* To be done: Your task is to output all the records below, word for word.

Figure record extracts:
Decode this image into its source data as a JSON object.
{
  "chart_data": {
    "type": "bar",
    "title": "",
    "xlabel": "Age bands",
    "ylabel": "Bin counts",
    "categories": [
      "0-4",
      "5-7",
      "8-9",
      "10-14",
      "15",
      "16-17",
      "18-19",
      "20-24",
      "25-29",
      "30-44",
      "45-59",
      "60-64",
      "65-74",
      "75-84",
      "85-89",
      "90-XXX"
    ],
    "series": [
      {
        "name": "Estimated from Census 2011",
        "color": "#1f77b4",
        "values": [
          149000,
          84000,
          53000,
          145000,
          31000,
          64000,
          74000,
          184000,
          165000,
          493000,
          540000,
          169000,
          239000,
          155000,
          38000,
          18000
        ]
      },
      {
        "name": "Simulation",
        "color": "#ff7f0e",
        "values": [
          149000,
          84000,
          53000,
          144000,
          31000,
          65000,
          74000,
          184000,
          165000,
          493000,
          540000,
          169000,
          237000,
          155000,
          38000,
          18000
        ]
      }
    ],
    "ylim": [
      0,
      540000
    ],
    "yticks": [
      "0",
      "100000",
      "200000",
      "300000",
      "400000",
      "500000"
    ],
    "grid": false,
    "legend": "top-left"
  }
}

* Response to the exercise:
Decode this image into its source data as a JSON object.
{
  "chart_data": {
    "type": "bar",
    "title": "",
    "xlabel": "Age bands",
    "ylabel": "Bin counts",
    "categories": [
      "0-4",
      "5-7",
      "8-9",
      "10-14",
      "15",
      "16-17",
      "18-19",
      "20-24",
      "25-29",
      "30-44",
      "45-59",
      "60-64",
      "65-74",
      "75-84",
      "85-89",
      "90-XXX"
    ],
    "series": [
      {
        "name": "Estimated from Census 2011",
        "color": "#1f77b4",
        "values": [
          149000,
          84000,
          53000,
          145000,
          31000,
          64000,
          74000,
          184000,
          165000,
          493000,
          540000,
          169000,
          239000,
          155000,
          38000,
          18000
        ]
      },
      {
        "name": "Simulation",
        "color": "#ff7f0e",
        "values": [
          149000,
          84000,
          53000,
          144000,
          31000,
          65000,
          74000,
          184000,
          165000,
          493000,
          540000,
          169000,
          237000,
          155000,
          38000,
          18000
        ]
      }
    ],
    "ylim": [
      0,
      540000
    ],
    "yticks": [
      "0",
      "100000",
      "200000",
      "300000",
      "400000",
      "500000"
    ],
    "grid": false,
    "legend": "top-left"
  }
}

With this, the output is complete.